* [WRITTEN PROBLEM]
Repeat each line of the material below exactly as it appears, minus any pictures.

== DATA SUPPLIED ==

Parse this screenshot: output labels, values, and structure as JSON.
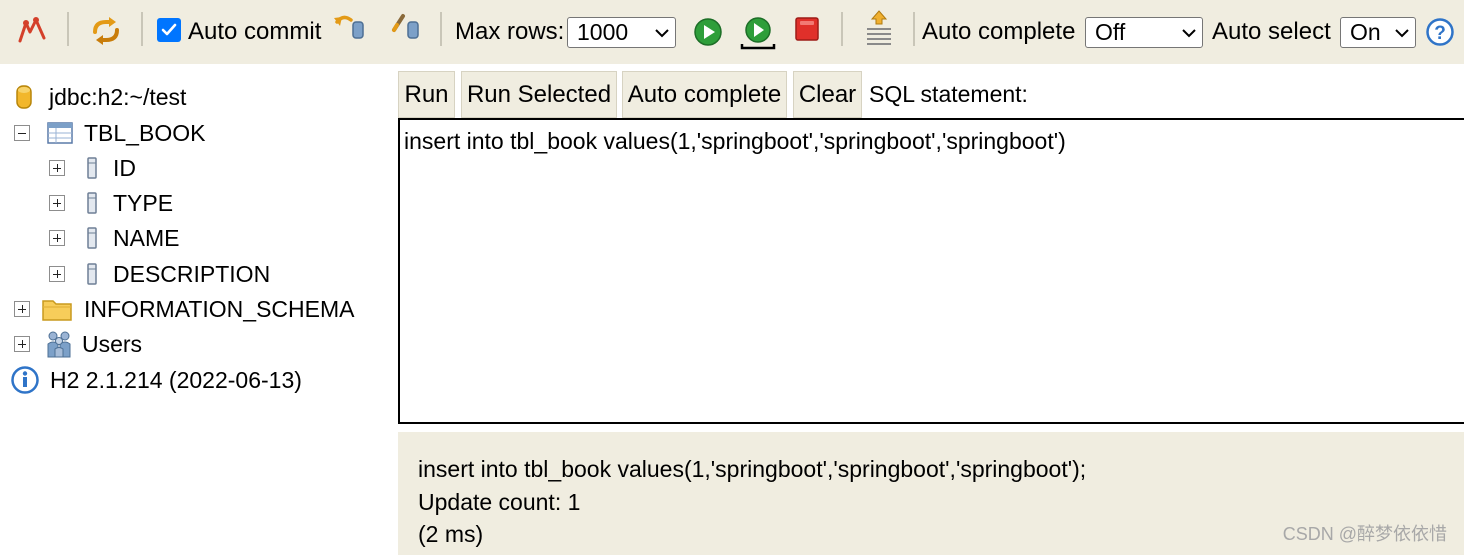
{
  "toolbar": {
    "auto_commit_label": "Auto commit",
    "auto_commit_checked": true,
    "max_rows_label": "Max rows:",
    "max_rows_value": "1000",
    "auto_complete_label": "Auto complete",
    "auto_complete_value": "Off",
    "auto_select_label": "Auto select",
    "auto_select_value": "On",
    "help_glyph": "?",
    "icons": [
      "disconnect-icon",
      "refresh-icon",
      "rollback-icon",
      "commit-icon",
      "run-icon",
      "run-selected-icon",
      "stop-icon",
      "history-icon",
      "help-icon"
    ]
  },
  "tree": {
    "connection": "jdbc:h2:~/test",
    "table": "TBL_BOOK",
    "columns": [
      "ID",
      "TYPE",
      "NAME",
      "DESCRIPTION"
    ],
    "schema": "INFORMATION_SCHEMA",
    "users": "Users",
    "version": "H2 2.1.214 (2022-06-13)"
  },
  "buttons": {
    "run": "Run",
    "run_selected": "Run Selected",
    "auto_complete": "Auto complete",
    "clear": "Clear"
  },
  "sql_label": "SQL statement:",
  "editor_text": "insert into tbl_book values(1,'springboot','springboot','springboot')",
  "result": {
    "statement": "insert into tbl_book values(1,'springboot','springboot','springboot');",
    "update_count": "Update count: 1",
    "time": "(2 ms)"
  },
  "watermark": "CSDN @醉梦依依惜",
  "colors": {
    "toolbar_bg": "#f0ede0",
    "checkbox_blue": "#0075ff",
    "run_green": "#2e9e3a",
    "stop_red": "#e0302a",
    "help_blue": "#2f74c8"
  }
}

===

* [EXERCISE SOLUTION]
Parse this screenshot: output labels, values, and structure as JSON.
{
  "toolbar": {
    "auto_commit_label": "Auto commit",
    "auto_commit_checked": true,
    "max_rows_label": "Max rows:",
    "max_rows_value": "1000",
    "auto_complete_label": "Auto complete",
    "auto_complete_value": "Off",
    "auto_select_label": "Auto select",
    "auto_select_value": "On",
    "help_glyph": "?",
    "icons": [
      "disconnect-icon",
      "refresh-icon",
      "rollback-icon",
      "commit-icon",
      "run-icon",
      "run-selected-icon",
      "stop-icon",
      "history-icon",
      "help-icon"
    ]
  },
  "tree": {
    "connection": "jdbc:h2:~/test",
    "table": "TBL_BOOK",
    "columns": [
      "ID",
      "TYPE",
      "NAME",
      "DESCRIPTION"
    ],
    "schema": "INFORMATION_SCHEMA",
    "users": "Users",
    "version": "H2 2.1.214 (2022-06-13)"
  },
  "buttons": {
    "run": "Run",
    "run_selected": "Run Selected",
    "auto_complete": "Auto complete",
    "clear": "Clear"
  },
  "sql_label": "SQL statement:",
  "editor_text": "insert into tbl_book values(1,'springboot','springboot','springboot')",
  "result": {
    "statement": "insert into tbl_book values(1,'springboot','springboot','springboot');",
    "update_count": "Update count: 1",
    "time": "(2 ms)"
  },
  "watermark": "CSDN @醉梦依依惜",
  "colors": {
    "toolbar_bg": "#f0ede0",
    "checkbox_blue": "#0075ff",
    "run_green": "#2e9e3a",
    "stop_red": "#e0302a",
    "help_blue": "#2f74c8"
  }
}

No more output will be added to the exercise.